What is required
Can you reproduce the data beneath, keeping every line exact?

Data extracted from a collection
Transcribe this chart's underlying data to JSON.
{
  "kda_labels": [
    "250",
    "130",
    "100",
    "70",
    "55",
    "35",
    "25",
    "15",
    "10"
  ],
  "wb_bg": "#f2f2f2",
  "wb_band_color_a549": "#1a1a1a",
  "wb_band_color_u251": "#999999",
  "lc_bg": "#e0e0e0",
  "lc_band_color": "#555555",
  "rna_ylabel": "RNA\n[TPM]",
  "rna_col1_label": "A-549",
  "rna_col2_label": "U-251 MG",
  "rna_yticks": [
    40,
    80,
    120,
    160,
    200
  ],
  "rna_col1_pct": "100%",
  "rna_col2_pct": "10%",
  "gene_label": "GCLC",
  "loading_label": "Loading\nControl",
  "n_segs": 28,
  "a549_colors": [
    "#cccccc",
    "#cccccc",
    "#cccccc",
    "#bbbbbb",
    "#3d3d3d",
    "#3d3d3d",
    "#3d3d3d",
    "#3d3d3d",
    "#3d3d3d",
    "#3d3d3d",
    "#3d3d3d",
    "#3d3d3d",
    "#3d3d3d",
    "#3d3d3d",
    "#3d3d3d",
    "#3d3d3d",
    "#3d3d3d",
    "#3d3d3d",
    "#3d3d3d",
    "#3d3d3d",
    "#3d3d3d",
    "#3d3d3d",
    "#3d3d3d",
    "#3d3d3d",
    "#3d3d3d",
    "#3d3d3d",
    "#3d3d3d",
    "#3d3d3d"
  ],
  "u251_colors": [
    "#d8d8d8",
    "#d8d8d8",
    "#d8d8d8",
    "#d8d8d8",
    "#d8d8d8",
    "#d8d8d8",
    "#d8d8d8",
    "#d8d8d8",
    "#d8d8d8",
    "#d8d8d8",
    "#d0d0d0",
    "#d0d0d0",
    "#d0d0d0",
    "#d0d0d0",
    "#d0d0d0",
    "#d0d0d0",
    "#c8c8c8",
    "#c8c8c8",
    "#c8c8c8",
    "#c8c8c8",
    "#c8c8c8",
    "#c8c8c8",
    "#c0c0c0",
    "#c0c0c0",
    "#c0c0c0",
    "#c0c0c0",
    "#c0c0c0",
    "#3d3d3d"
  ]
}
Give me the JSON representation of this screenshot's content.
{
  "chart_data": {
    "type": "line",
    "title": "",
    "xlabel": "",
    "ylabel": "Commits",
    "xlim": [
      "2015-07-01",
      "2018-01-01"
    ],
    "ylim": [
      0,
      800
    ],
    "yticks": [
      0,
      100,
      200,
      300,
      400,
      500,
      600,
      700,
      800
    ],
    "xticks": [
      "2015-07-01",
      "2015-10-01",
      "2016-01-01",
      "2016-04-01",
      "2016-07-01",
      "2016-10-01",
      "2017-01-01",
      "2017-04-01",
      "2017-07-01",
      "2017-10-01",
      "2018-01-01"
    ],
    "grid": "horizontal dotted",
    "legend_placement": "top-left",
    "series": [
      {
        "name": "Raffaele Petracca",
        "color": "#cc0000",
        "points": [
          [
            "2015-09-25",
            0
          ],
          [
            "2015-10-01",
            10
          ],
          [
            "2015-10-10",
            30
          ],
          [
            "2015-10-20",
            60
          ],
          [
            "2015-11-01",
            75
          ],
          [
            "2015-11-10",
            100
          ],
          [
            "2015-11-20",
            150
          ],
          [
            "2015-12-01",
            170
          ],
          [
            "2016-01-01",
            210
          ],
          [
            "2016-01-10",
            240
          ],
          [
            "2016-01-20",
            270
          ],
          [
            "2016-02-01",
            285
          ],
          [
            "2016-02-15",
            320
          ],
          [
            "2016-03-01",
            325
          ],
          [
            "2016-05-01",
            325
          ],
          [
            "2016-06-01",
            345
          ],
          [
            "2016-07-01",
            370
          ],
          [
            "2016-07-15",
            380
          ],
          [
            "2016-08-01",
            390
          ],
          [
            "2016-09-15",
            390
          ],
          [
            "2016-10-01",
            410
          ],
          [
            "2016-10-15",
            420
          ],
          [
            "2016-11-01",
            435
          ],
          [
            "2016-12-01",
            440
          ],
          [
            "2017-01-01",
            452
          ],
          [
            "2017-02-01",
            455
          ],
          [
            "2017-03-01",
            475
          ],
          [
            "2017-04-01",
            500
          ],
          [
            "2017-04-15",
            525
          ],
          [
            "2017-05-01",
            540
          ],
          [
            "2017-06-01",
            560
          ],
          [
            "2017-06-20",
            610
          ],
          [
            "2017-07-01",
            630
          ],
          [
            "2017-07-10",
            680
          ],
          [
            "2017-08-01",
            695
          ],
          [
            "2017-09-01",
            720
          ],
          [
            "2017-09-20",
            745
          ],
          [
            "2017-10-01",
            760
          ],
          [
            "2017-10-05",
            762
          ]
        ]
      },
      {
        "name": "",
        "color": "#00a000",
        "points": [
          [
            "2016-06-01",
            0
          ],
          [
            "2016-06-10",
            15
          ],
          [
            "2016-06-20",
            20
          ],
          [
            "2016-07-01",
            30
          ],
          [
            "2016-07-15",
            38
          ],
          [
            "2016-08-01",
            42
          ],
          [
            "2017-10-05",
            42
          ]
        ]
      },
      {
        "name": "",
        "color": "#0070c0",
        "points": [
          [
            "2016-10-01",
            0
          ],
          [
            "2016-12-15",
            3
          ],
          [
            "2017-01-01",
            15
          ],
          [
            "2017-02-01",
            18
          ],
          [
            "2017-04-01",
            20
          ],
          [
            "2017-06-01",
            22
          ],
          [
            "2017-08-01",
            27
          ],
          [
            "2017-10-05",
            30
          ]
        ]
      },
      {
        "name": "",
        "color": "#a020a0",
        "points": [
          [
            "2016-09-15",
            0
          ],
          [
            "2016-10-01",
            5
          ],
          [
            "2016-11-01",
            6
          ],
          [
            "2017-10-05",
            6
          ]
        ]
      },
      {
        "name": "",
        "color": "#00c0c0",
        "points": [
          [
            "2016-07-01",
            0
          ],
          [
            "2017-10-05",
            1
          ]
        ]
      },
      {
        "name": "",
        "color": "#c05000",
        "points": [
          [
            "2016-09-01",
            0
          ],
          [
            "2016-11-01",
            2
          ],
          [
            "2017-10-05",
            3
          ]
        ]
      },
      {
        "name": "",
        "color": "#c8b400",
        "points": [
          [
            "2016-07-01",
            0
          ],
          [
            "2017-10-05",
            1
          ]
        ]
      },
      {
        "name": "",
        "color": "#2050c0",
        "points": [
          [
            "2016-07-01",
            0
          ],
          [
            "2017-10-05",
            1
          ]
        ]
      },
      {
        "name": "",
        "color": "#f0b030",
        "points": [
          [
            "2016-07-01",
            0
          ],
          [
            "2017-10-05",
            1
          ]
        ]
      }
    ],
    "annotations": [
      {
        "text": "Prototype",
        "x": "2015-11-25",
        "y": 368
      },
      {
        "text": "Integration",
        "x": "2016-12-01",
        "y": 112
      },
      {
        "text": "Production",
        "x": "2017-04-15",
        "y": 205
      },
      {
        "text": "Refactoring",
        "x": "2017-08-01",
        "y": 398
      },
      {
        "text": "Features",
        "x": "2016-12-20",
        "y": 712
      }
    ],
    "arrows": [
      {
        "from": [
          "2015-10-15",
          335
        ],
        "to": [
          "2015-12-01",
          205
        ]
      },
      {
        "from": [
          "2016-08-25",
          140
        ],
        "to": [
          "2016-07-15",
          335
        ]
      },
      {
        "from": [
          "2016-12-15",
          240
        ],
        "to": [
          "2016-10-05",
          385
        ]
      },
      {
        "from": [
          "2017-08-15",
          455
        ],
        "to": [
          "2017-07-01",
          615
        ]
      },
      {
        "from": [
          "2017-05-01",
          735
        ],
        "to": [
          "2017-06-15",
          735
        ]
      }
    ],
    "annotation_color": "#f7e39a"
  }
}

Answer in full
Transcribe this chart's underlying data to JSON.
{
  "kda_labels": [
    "250",
    "130",
    "100",
    "70",
    "55",
    "35",
    "25",
    "15",
    "10"
  ],
  "wb_bg": "#f2f2f2",
  "wb_band_color_a549": "#1a1a1a",
  "wb_band_color_u251": "#999999",
  "lc_bg": "#e0e0e0",
  "lc_band_color": "#555555",
  "rna_ylabel": "RNA\n[TPM]",
  "rna_col1_label": "A-549",
  "rna_col2_label": "U-251 MG",
  "rna_yticks": [
    40,
    80,
    120,
    160,
    200
  ],
  "rna_col1_pct": "100%",
  "rna_col2_pct": "10%",
  "gene_label": "GCLC",
  "loading_label": "Loading\nControl",
  "n_segs": 28,
  "a549_colors": [
    "#cccccc",
    "#cccccc",
    "#cccccc",
    "#bbbbbb",
    "#3d3d3d",
    "#3d3d3d",
    "#3d3d3d",
    "#3d3d3d",
    "#3d3d3d",
    "#3d3d3d",
    "#3d3d3d",
    "#3d3d3d",
    "#3d3d3d",
    "#3d3d3d",
    "#3d3d3d",
    "#3d3d3d",
    "#3d3d3d",
    "#3d3d3d",
    "#3d3d3d",
    "#3d3d3d",
    "#3d3d3d",
    "#3d3d3d",
    "#3d3d3d",
    "#3d3d3d",
    "#3d3d3d",
    "#3d3d3d",
    "#3d3d3d",
    "#3d3d3d"
  ],
  "u251_colors": [
    "#d8d8d8",
    "#d8d8d8",
    "#d8d8d8",
    "#d8d8d8",
    "#d8d8d8",
    "#d8d8d8",
    "#d8d8d8",
    "#d8d8d8",
    "#d8d8d8",
    "#d8d8d8",
    "#d0d0d0",
    "#d0d0d0",
    "#d0d0d0",
    "#d0d0d0",
    "#d0d0d0",
    "#d0d0d0",
    "#c8c8c8",
    "#c8c8c8",
    "#c8c8c8",
    "#c8c8c8",
    "#c8c8c8",
    "#c8c8c8",
    "#c0c0c0",
    "#c0c0c0",
    "#c0c0c0",
    "#c0c0c0",
    "#c0c0c0",
    "#3d3d3d"
  ]
}
Give me the JSON representation of this screenshot's content.
{
  "chart_data": {
    "type": "line",
    "title": "",
    "xlabel": "",
    "ylabel": "Commits",
    "xlim": [
      "2015-07-01",
      "2018-01-01"
    ],
    "ylim": [
      0,
      800
    ],
    "yticks": [
      0,
      100,
      200,
      300,
      400,
      500,
      600,
      700,
      800
    ],
    "xticks": [
      "2015-07-01",
      "2015-10-01",
      "2016-01-01",
      "2016-04-01",
      "2016-07-01",
      "2016-10-01",
      "2017-01-01",
      "2017-04-01",
      "2017-07-01",
      "2017-10-01",
      "2018-01-01"
    ],
    "grid": "horizontal dotted",
    "legend_placement": "top-left",
    "series": [
      {
        "name": "Raffaele Petracca",
        "color": "#cc0000",
        "points": [
          [
            "2015-09-25",
            0
          ],
          [
            "2015-10-01",
            10
          ],
          [
            "2015-10-10",
            30
          ],
          [
            "2015-10-20",
            60
          ],
          [
            "2015-11-01",
            75
          ],
          [
            "2015-11-10",
            100
          ],
          [
            "2015-11-20",
            150
          ],
          [
            "2015-12-01",
            170
          ],
          [
            "2016-01-01",
            210
          ],
          [
            "2016-01-10",
            240
          ],
          [
            "2016-01-20",
            270
          ],
          [
            "2016-02-01",
            285
          ],
          [
            "2016-02-15",
            320
          ],
          [
            "2016-03-01",
            325
          ],
          [
            "2016-05-01",
            325
          ],
          [
            "2016-06-01",
            345
          ],
          [
            "2016-07-01",
            370
          ],
          [
            "2016-07-15",
            380
          ],
          [
            "2016-08-01",
            390
          ],
          [
            "2016-09-15",
            390
          ],
          [
            "2016-10-01",
            410
          ],
          [
            "2016-10-15",
            420
          ],
          [
            "2016-11-01",
            435
          ],
          [
            "2016-12-01",
            440
          ],
          [
            "2017-01-01",
            452
          ],
          [
            "2017-02-01",
            455
          ],
          [
            "2017-03-01",
            475
          ],
          [
            "2017-04-01",
            500
          ],
          [
            "2017-04-15",
            525
          ],
          [
            "2017-05-01",
            540
          ],
          [
            "2017-06-01",
            560
          ],
          [
            "2017-06-20",
            610
          ],
          [
            "2017-07-01",
            630
          ],
          [
            "2017-07-10",
            680
          ],
          [
            "2017-08-01",
            695
          ],
          [
            "2017-09-01",
            720
          ],
          [
            "2017-09-20",
            745
          ],
          [
            "2017-10-01",
            760
          ],
          [
            "2017-10-05",
            762
          ]
        ]
      },
      {
        "name": "",
        "color": "#00a000",
        "points": [
          [
            "2016-06-01",
            0
          ],
          [
            "2016-06-10",
            15
          ],
          [
            "2016-06-20",
            20
          ],
          [
            "2016-07-01",
            30
          ],
          [
            "2016-07-15",
            38
          ],
          [
            "2016-08-01",
            42
          ],
          [
            "2017-10-05",
            42
          ]
        ]
      },
      {
        "name": "",
        "color": "#0070c0",
        "points": [
          [
            "2016-10-01",
            0
          ],
          [
            "2016-12-15",
            3
          ],
          [
            "2017-01-01",
            15
          ],
          [
            "2017-02-01",
            18
          ],
          [
            "2017-04-01",
            20
          ],
          [
            "2017-06-01",
            22
          ],
          [
            "2017-08-01",
            27
          ],
          [
            "2017-10-05",
            30
          ]
        ]
      },
      {
        "name": "",
        "color": "#a020a0",
        "points": [
          [
            "2016-09-15",
            0
          ],
          [
            "2016-10-01",
            5
          ],
          [
            "2016-11-01",
            6
          ],
          [
            "2017-10-05",
            6
          ]
        ]
      },
      {
        "name": "",
        "color": "#00c0c0",
        "points": [
          [
            "2016-07-01",
            0
          ],
          [
            "2017-10-05",
            1
          ]
        ]
      },
      {
        "name": "",
        "color": "#c05000",
        "points": [
          [
            "2016-09-01",
            0
          ],
          [
            "2016-11-01",
            2
          ],
          [
            "2017-10-05",
            3
          ]
        ]
      },
      {
        "name": "",
        "color": "#c8b400",
        "points": [
          [
            "2016-07-01",
            0
          ],
          [
            "2017-10-05",
            1
          ]
        ]
      },
      {
        "name": "",
        "color": "#2050c0",
        "points": [
          [
            "2016-07-01",
            0
          ],
          [
            "2017-10-05",
            1
          ]
        ]
      },
      {
        "name": "",
        "color": "#f0b030",
        "points": [
          [
            "2016-07-01",
            0
          ],
          [
            "2017-10-05",
            1
          ]
        ]
      }
    ],
    "annotations": [
      {
        "text": "Prototype",
        "x": "2015-11-25",
        "y": 368
      },
      {
        "text": "Integration",
        "x": "2016-12-01",
        "y": 112
      },
      {
        "text": "Production",
        "x": "2017-04-15",
        "y": 205
      },
      {
        "text": "Refactoring",
        "x": "2017-08-01",
        "y": 398
      },
      {
        "text": "Features",
        "x": "2016-12-20",
        "y": 712
      }
    ],
    "arrows": [
      {
        "from": [
          "2015-10-15",
          335
        ],
        "to": [
          "2015-12-01",
          205
        ]
      },
      {
        "from": [
          "2016-08-25",
          140
        ],
        "to": [
          "2016-07-15",
          335
        ]
      },
      {
        "from": [
          "2016-12-15",
          240
        ],
        "to": [
          "2016-10-05",
          385
        ]
      },
      {
        "from": [
          "2017-08-15",
          455
        ],
        "to": [
          "2017-07-01",
          615
        ]
      },
      {
        "from": [
          "2017-05-01",
          735
        ],
        "to": [
          "2017-06-15",
          735
        ]
      }
    ],
    "annotation_color": "#f7e39a"
  }
}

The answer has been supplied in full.